YOUR TASK.
In your copy, reproduce the entries exactly as they are, minus the images.
begin GIVEN RECORDS
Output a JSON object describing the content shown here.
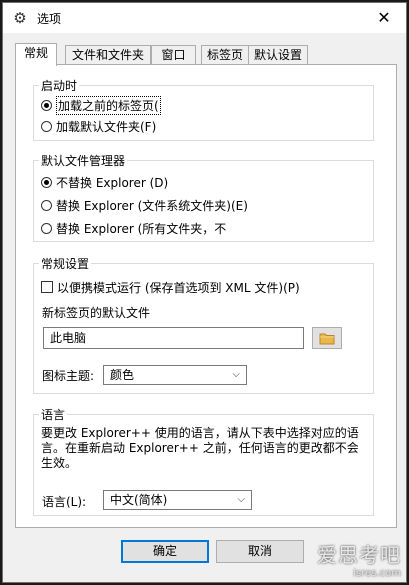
{
  "window": {
    "title": "选项",
    "close_glyph": "✕"
  },
  "tabs": [
    {
      "label": "常规",
      "active": true
    },
    {
      "label": "文件和文件夹",
      "active": false
    },
    {
      "label": "窗口",
      "active": false
    },
    {
      "label": "标签页",
      "active": false
    },
    {
      "label": "默认设置",
      "active": false
    }
  ],
  "startup": {
    "legend": "启动时",
    "options": [
      {
        "label": "加载之前的标签页(",
        "checked": true
      },
      {
        "label": "加载默认文件夹(F)",
        "checked": false
      }
    ]
  },
  "file_manager": {
    "legend": "默认文件管理器",
    "options": [
      {
        "label": "不替换 Explorer (D)",
        "checked": true
      },
      {
        "label": "替换 Explorer (文件系统文件夹)(E)",
        "checked": false
      },
      {
        "label": "替换 Explorer (所有文件夹，不",
        "checked": false
      }
    ]
  },
  "general": {
    "legend": "常规设置",
    "portable_label": "以便携模式运行 (保存首选项到 XML 文件)(P)",
    "portable_checked": false,
    "newtab_label": "新标签页的默认文件",
    "newtab_value": "此电脑",
    "icon_theme_label": "图标主题:",
    "icon_theme_value": "颜色"
  },
  "language": {
    "legend": "语言",
    "description": "要更改 Explorer++ 使用的语言，请从下表中选择对应的语言。在重新启动 Explorer++ 之前，任何语言的更改都不会生效。",
    "label": "语言(L):",
    "value": "中文(简体)"
  },
  "buttons": {
    "ok": "确定",
    "cancel": "取消"
  },
  "watermark": {
    "main": "爱思考吧",
    "sub": "isres.com"
  },
  "colors": {
    "accent": "#0078d7",
    "folder": "#e8b84a"
  },
  "icons": {
    "title": "gear-icon",
    "folder": "folder-icon",
    "dropdown": "chevron-down-icon"
  }
}
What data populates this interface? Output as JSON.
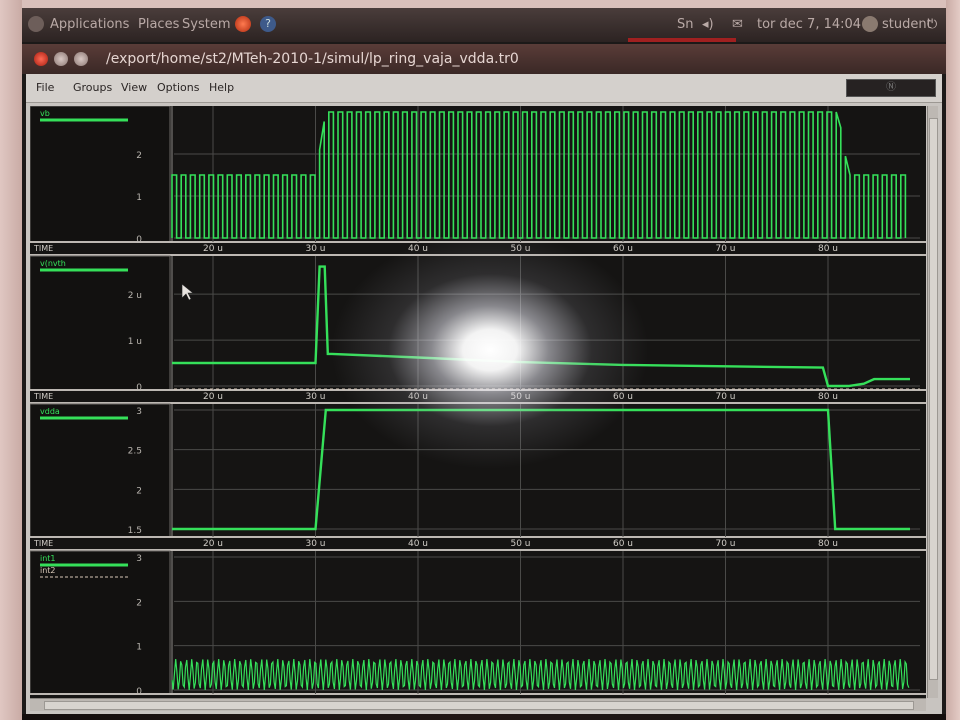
{
  "panel": {
    "applications": "Applications",
    "places": "Places",
    "system": "System",
    "keyboard": "Sn",
    "datetime": "tor dec  7, 14:04",
    "user": "student"
  },
  "window": {
    "title": "/export/home/st2/MTeh-2010-1/simul/lp_ring_vaja_vdda.tr0"
  },
  "menu": {
    "items": [
      "File",
      "Groups",
      "View",
      "Options",
      "Help"
    ],
    "right_button": "Ⓝ"
  },
  "colors": {
    "trace": "#35e05a",
    "grid": "#4a4a48",
    "plot_bg": "#151413",
    "dashed_trace": "#d8c8b8"
  },
  "axis": {
    "label": "TIME",
    "ticks": [
      "20 u",
      "30 u",
      "40 u",
      "50 u",
      "60 u",
      "70 u",
      "80 u"
    ]
  },
  "panels": [
    {
      "name": "vb",
      "legend": [
        "vb"
      ],
      "y_ticks": [
        "2",
        "1",
        "0"
      ]
    },
    {
      "name": "v(nvth",
      "legend": [
        "v(nvth"
      ],
      "y_ticks": [
        "2 u",
        "1 u",
        "0"
      ]
    },
    {
      "name": "vdda",
      "legend": [
        "vdda"
      ],
      "y_ticks": [
        "3",
        "2.5",
        "2",
        "1.5"
      ]
    },
    {
      "name": "int1",
      "legend": [
        "int1",
        "int2"
      ],
      "y_ticks": [
        "3",
        "2",
        "1",
        "0"
      ]
    }
  ],
  "chart_data": [
    {
      "type": "line",
      "title": "",
      "xlabel": "TIME",
      "series": [
        {
          "name": "vb",
          "x": [
            16,
            30,
            31,
            81,
            82,
            88
          ],
          "y": [
            1.5,
            1.5,
            3.0,
            3.0,
            1.5,
            1.5
          ]
        }
      ],
      "note_pulsed": true,
      "ylim": [
        0,
        3
      ]
    },
    {
      "type": "line",
      "xlabel": "TIME",
      "series": [
        {
          "name": "v(nvth",
          "x": [
            16,
            30,
            30.4,
            30.9,
            31.2,
            31.6,
            40,
            50,
            60,
            79.5,
            80,
            82,
            83.5,
            84.5,
            88
          ],
          "y": [
            0.5,
            0.5,
            2.6,
            2.6,
            0.7,
            0.7,
            0.62,
            0.52,
            0.46,
            0.4,
            0.0,
            0.0,
            0.05,
            0.15,
            0.15
          ]
        }
      ],
      "ylim": [
        0,
        2.7
      ]
    },
    {
      "type": "line",
      "xlabel": "TIME",
      "series": [
        {
          "name": "vdda",
          "x": [
            16,
            30,
            31,
            80,
            80.7,
            88
          ],
          "y": [
            1.5,
            1.5,
            3.0,
            3.0,
            1.5,
            1.5
          ]
        }
      ],
      "ylim": [
        1.45,
        3.0
      ]
    },
    {
      "type": "line",
      "xlabel": "TIME",
      "series": [
        {
          "name": "int1",
          "oscillating_between": [
            0,
            0.7
          ]
        },
        {
          "name": "int2"
        }
      ],
      "ylim": [
        0,
        3
      ]
    }
  ]
}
end GIVEN RECORDS
OUTPUT OF THE TASK.
Output a JSON object describing the content shown here.
{
  "window": {
    "title": "选项",
    "close_glyph": "✕"
  },
  "tabs": [
    {
      "label": "常规",
      "active": true
    },
    {
      "label": "文件和文件夹",
      "active": false
    },
    {
      "label": "窗口",
      "active": false
    },
    {
      "label": "标签页",
      "active": false
    },
    {
      "label": "默认设置",
      "active": false
    }
  ],
  "startup": {
    "legend": "启动时",
    "options": [
      {
        "label": "加载之前的标签页(",
        "checked": true
      },
      {
        "label": "加载默认文件夹(F)",
        "checked": false
      }
    ]
  },
  "file_manager": {
    "legend": "默认文件管理器",
    "options": [
      {
        "label": "不替换 Explorer (D)",
        "checked": true
      },
      {
        "label": "替换 Explorer (文件系统文件夹)(E)",
        "checked": false
      },
      {
        "label": "替换 Explorer (所有文件夹，不",
        "checked": false
      }
    ]
  },
  "general": {
    "legend": "常规设置",
    "portable_label": "以便携模式运行 (保存首选项到 XML 文件)(P)",
    "portable_checked": false,
    "newtab_label": "新标签页的默认文件",
    "newtab_value": "此电脑",
    "icon_theme_label": "图标主题:",
    "icon_theme_value": "颜色"
  },
  "language": {
    "legend": "语言",
    "description": "要更改 Explorer++ 使用的语言，请从下表中选择对应的语言。在重新启动 Explorer++ 之前，任何语言的更改都不会生效。",
    "label": "语言(L):",
    "value": "中文(简体)"
  },
  "buttons": {
    "ok": "确定",
    "cancel": "取消"
  },
  "watermark": {
    "main": "爱思考吧",
    "sub": "isres.com"
  },
  "colors": {
    "accent": "#0078d7",
    "folder": "#e8b84a"
  },
  "icons": {
    "title": "gear-icon",
    "folder": "folder-icon",
    "dropdown": "chevron-down-icon"
  }
}
What data populates this interface? Output as JSON.
{
  "panel": {
    "applications": "Applications",
    "places": "Places",
    "system": "System",
    "keyboard": "Sn",
    "datetime": "tor dec  7, 14:04",
    "user": "student"
  },
  "window": {
    "title": "/export/home/st2/MTeh-2010-1/simul/lp_ring_vaja_vdda.tr0"
  },
  "menu": {
    "items": [
      "File",
      "Groups",
      "View",
      "Options",
      "Help"
    ],
    "right_button": "Ⓝ"
  },
  "colors": {
    "trace": "#35e05a",
    "grid": "#4a4a48",
    "plot_bg": "#151413",
    "dashed_trace": "#d8c8b8"
  },
  "axis": {
    "label": "TIME",
    "ticks": [
      "20 u",
      "30 u",
      "40 u",
      "50 u",
      "60 u",
      "70 u",
      "80 u"
    ]
  },
  "panels": [
    {
      "name": "vb",
      "legend": [
        "vb"
      ],
      "y_ticks": [
        "2",
        "1",
        "0"
      ]
    },
    {
      "name": "v(nvth",
      "legend": [
        "v(nvth"
      ],
      "y_ticks": [
        "2 u",
        "1 u",
        "0"
      ]
    },
    {
      "name": "vdda",
      "legend": [
        "vdda"
      ],
      "y_ticks": [
        "3",
        "2.5",
        "2",
        "1.5"
      ]
    },
    {
      "name": "int1",
      "legend": [
        "int1",
        "int2"
      ],
      "y_ticks": [
        "3",
        "2",
        "1",
        "0"
      ]
    }
  ],
  "chart_data": [
    {
      "type": "line",
      "title": "",
      "xlabel": "TIME",
      "series": [
        {
          "name": "vb",
          "x": [
            16,
            30,
            31,
            81,
            82,
            88
          ],
          "y": [
            1.5,
            1.5,
            3.0,
            3.0,
            1.5,
            1.5
          ]
        }
      ],
      "note_pulsed": true,
      "ylim": [
        0,
        3
      ]
    },
    {
      "type": "line",
      "xlabel": "TIME",
      "series": [
        {
          "name": "v(nvth",
          "x": [
            16,
            30,
            30.4,
            30.9,
            31.2,
            31.6,
            40,
            50,
            60,
            79.5,
            80,
            82,
            83.5,
            84.5,
            88
          ],
          "y": [
            0.5,
            0.5,
            2.6,
            2.6,
            0.7,
            0.7,
            0.62,
            0.52,
            0.46,
            0.4,
            0.0,
            0.0,
            0.05,
            0.15,
            0.15
          ]
        }
      ],
      "ylim": [
        0,
        2.7
      ]
    },
    {
      "type": "line",
      "xlabel": "TIME",
      "series": [
        {
          "name": "vdda",
          "x": [
            16,
            30,
            31,
            80,
            80.7,
            88
          ],
          "y": [
            1.5,
            1.5,
            3.0,
            3.0,
            1.5,
            1.5
          ]
        }
      ],
      "ylim": [
        1.45,
        3.0
      ]
    },
    {
      "type": "line",
      "xlabel": "TIME",
      "series": [
        {
          "name": "int1",
          "oscillating_between": [
            0,
            0.7
          ]
        },
        {
          "name": "int2"
        }
      ],
      "ylim": [
        0,
        3
      ]
    }
  ]
}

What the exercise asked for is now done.